▶ [Challenge] The data must be returned in full and exactly as given.

Saved entries:
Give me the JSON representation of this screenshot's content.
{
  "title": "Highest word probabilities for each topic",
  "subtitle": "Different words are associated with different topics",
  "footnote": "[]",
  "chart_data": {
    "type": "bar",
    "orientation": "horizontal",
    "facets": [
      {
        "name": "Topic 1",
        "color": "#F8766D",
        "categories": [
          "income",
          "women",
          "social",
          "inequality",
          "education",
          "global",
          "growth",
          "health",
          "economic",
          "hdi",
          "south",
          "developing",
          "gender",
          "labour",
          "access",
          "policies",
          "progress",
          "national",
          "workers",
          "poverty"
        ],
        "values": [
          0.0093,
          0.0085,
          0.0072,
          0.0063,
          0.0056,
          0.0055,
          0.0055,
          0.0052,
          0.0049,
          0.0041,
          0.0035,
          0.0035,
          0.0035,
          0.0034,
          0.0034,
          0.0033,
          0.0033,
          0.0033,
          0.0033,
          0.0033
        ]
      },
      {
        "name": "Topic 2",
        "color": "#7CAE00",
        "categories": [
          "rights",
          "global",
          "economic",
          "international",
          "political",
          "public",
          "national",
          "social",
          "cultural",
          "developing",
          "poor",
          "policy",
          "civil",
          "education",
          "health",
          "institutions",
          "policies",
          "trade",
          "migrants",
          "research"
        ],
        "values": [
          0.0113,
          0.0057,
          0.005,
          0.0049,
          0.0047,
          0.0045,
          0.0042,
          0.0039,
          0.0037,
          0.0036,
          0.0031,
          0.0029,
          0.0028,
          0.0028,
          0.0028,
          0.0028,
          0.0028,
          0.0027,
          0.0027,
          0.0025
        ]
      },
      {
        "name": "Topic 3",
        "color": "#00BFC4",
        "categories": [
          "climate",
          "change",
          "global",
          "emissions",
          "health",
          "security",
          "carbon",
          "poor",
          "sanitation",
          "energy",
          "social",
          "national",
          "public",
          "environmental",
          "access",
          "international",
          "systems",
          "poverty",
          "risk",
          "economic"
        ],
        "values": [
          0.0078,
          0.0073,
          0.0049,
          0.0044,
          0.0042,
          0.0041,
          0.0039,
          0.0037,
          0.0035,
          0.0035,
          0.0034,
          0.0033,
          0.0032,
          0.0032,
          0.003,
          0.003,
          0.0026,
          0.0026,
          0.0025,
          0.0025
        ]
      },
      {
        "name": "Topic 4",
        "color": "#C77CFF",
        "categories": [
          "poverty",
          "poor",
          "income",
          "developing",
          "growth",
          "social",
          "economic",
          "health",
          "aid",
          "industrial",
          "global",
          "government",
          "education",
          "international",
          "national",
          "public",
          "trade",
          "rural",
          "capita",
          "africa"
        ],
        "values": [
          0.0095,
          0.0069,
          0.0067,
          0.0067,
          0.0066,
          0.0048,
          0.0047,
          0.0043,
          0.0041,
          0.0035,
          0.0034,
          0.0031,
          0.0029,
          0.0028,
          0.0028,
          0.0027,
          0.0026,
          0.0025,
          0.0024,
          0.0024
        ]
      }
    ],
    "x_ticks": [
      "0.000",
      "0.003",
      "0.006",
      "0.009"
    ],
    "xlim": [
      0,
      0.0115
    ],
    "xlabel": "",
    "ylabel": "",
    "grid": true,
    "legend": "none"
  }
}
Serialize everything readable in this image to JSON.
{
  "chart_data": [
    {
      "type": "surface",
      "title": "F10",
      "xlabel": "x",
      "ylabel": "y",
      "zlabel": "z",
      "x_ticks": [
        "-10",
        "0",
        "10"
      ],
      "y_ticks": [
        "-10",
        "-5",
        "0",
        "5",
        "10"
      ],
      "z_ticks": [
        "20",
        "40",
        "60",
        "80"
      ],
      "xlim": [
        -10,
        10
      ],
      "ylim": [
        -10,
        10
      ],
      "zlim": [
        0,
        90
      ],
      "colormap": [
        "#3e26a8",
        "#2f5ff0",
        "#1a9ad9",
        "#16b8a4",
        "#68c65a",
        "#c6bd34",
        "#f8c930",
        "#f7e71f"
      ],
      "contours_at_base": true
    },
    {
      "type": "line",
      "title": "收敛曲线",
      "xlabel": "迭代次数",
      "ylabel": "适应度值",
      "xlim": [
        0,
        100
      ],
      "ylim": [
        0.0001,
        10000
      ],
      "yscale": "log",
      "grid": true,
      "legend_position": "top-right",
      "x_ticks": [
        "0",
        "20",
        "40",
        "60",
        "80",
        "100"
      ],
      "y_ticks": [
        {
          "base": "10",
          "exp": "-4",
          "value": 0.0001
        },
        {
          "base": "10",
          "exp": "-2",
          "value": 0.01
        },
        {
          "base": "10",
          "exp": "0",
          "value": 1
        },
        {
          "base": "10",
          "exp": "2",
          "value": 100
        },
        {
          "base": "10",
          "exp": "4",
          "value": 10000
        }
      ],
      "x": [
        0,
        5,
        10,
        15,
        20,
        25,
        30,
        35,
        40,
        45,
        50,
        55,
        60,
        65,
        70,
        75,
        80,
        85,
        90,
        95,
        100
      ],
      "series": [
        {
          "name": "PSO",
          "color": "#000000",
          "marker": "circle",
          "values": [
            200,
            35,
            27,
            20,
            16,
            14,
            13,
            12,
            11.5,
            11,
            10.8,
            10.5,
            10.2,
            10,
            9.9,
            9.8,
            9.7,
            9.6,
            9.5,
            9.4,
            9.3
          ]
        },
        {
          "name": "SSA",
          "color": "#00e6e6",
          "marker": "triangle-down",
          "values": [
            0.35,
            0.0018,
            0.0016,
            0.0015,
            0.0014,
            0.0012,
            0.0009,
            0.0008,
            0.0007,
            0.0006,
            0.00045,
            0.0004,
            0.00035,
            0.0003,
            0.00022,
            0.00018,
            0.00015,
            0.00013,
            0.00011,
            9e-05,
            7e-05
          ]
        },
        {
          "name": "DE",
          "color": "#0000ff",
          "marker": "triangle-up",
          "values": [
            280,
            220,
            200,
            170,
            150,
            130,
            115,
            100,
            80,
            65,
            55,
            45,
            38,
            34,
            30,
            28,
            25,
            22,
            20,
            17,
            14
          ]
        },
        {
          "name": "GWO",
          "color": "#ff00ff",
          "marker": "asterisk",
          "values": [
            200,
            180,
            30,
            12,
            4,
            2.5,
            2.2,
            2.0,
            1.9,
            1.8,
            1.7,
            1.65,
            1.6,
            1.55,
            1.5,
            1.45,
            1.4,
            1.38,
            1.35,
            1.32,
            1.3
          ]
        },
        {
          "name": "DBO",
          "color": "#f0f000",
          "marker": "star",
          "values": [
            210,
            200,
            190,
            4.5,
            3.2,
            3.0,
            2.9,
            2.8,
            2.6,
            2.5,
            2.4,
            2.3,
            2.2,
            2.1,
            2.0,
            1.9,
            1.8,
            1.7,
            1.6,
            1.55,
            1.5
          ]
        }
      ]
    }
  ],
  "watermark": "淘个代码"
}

▶ [Output of the exercise]
Give me the JSON representation of this screenshot's content.
{
  "title": "Highest word probabilities for each topic",
  "subtitle": "Different words are associated with different topics",
  "footnote": "[]",
  "chart_data": {
    "type": "bar",
    "orientation": "horizontal",
    "facets": [
      {
        "name": "Topic 1",
        "color": "#F8766D",
        "categories": [
          "income",
          "women",
          "social",
          "inequality",
          "education",
          "global",
          "growth",
          "health",
          "economic",
          "hdi",
          "south",
          "developing",
          "gender",
          "labour",
          "access",
          "policies",
          "progress",
          "national",
          "workers",
          "poverty"
        ],
        "values": [
          0.0093,
          0.0085,
          0.0072,
          0.0063,
          0.0056,
          0.0055,
          0.0055,
          0.0052,
          0.0049,
          0.0041,
          0.0035,
          0.0035,
          0.0035,
          0.0034,
          0.0034,
          0.0033,
          0.0033,
          0.0033,
          0.0033,
          0.0033
        ]
      },
      {
        "name": "Topic 2",
        "color": "#7CAE00",
        "categories": [
          "rights",
          "global",
          "economic",
          "international",
          "political",
          "public",
          "national",
          "social",
          "cultural",
          "developing",
          "poor",
          "policy",
          "civil",
          "education",
          "health",
          "institutions",
          "policies",
          "trade",
          "migrants",
          "research"
        ],
        "values": [
          0.0113,
          0.0057,
          0.005,
          0.0049,
          0.0047,
          0.0045,
          0.0042,
          0.0039,
          0.0037,
          0.0036,
          0.0031,
          0.0029,
          0.0028,
          0.0028,
          0.0028,
          0.0028,
          0.0028,
          0.0027,
          0.0027,
          0.0025
        ]
      },
      {
        "name": "Topic 3",
        "color": "#00BFC4",
        "categories": [
          "climate",
          "change",
          "global",
          "emissions",
          "health",
          "security",
          "carbon",
          "poor",
          "sanitation",
          "energy",
          "social",
          "national",
          "public",
          "environmental",
          "access",
          "international",
          "systems",
          "poverty",
          "risk",
          "economic"
        ],
        "values": [
          0.0078,
          0.0073,
          0.0049,
          0.0044,
          0.0042,
          0.0041,
          0.0039,
          0.0037,
          0.0035,
          0.0035,
          0.0034,
          0.0033,
          0.0032,
          0.0032,
          0.003,
          0.003,
          0.0026,
          0.0026,
          0.0025,
          0.0025
        ]
      },
      {
        "name": "Topic 4",
        "color": "#C77CFF",
        "categories": [
          "poverty",
          "poor",
          "income",
          "developing",
          "growth",
          "social",
          "economic",
          "health",
          "aid",
          "industrial",
          "global",
          "government",
          "education",
          "international",
          "national",
          "public",
          "trade",
          "rural",
          "capita",
          "africa"
        ],
        "values": [
          0.0095,
          0.0069,
          0.0067,
          0.0067,
          0.0066,
          0.0048,
          0.0047,
          0.0043,
          0.0041,
          0.0035,
          0.0034,
          0.0031,
          0.0029,
          0.0028,
          0.0028,
          0.0027,
          0.0026,
          0.0025,
          0.0024,
          0.0024
        ]
      }
    ],
    "x_ticks": [
      "0.000",
      "0.003",
      "0.006",
      "0.009"
    ],
    "xlim": [
      0,
      0.0115
    ],
    "xlabel": "",
    "ylabel": "",
    "grid": true,
    "legend": "none"
  }
}
Serialize everything readable in this image to JSON.
{
  "chart_data": [
    {
      "type": "surface",
      "title": "F10",
      "xlabel": "x",
      "ylabel": "y",
      "zlabel": "z",
      "x_ticks": [
        "-10",
        "0",
        "10"
      ],
      "y_ticks": [
        "-10",
        "-5",
        "0",
        "5",
        "10"
      ],
      "z_ticks": [
        "20",
        "40",
        "60",
        "80"
      ],
      "xlim": [
        -10,
        10
      ],
      "ylim": [
        -10,
        10
      ],
      "zlim": [
        0,
        90
      ],
      "colormap": [
        "#3e26a8",
        "#2f5ff0",
        "#1a9ad9",
        "#16b8a4",
        "#68c65a",
        "#c6bd34",
        "#f8c930",
        "#f7e71f"
      ],
      "contours_at_base": true
    },
    {
      "type": "line",
      "title": "收敛曲线",
      "xlabel": "迭代次数",
      "ylabel": "适应度值",
      "xlim": [
        0,
        100
      ],
      "ylim": [
        0.0001,
        10000
      ],
      "yscale": "log",
      "grid": true,
      "legend_position": "top-right",
      "x_ticks": [
        "0",
        "20",
        "40",
        "60",
        "80",
        "100"
      ],
      "y_ticks": [
        {
          "base": "10",
          "exp": "-4",
          "value": 0.0001
        },
        {
          "base": "10",
          "exp": "-2",
          "value": 0.01
        },
        {
          "base": "10",
          "exp": "0",
          "value": 1
        },
        {
          "base": "10",
          "exp": "2",
          "value": 100
        },
        {
          "base": "10",
          "exp": "4",
          "value": 10000
        }
      ],
      "x": [
        0,
        5,
        10,
        15,
        20,
        25,
        30,
        35,
        40,
        45,
        50,
        55,
        60,
        65,
        70,
        75,
        80,
        85,
        90,
        95,
        100
      ],
      "series": [
        {
          "name": "PSO",
          "color": "#000000",
          "marker": "circle",
          "values": [
            200,
            35,
            27,
            20,
            16,
            14,
            13,
            12,
            11.5,
            11,
            10.8,
            10.5,
            10.2,
            10,
            9.9,
            9.8,
            9.7,
            9.6,
            9.5,
            9.4,
            9.3
          ]
        },
        {
          "name": "SSA",
          "color": "#00e6e6",
          "marker": "triangle-down",
          "values": [
            0.35,
            0.0018,
            0.0016,
            0.0015,
            0.0014,
            0.0012,
            0.0009,
            0.0008,
            0.0007,
            0.0006,
            0.00045,
            0.0004,
            0.00035,
            0.0003,
            0.00022,
            0.00018,
            0.00015,
            0.00013,
            0.00011,
            9e-05,
            7e-05
          ]
        },
        {
          "name": "DE",
          "color": "#0000ff",
          "marker": "triangle-up",
          "values": [
            280,
            220,
            200,
            170,
            150,
            130,
            115,
            100,
            80,
            65,
            55,
            45,
            38,
            34,
            30,
            28,
            25,
            22,
            20,
            17,
            14
          ]
        },
        {
          "name": "GWO",
          "color": "#ff00ff",
          "marker": "asterisk",
          "values": [
            200,
            180,
            30,
            12,
            4,
            2.5,
            2.2,
            2.0,
            1.9,
            1.8,
            1.7,
            1.65,
            1.6,
            1.55,
            1.5,
            1.45,
            1.4,
            1.38,
            1.35,
            1.32,
            1.3
          ]
        },
        {
          "name": "DBO",
          "color": "#f0f000",
          "marker": "star",
          "values": [
            210,
            200,
            190,
            4.5,
            3.2,
            3.0,
            2.9,
            2.8,
            2.6,
            2.5,
            2.4,
            2.3,
            2.2,
            2.1,
            2.0,
            1.9,
            1.8,
            1.7,
            1.6,
            1.55,
            1.5
          ]
        }
      ]
    }
  ],
  "watermark": "淘个代码"
}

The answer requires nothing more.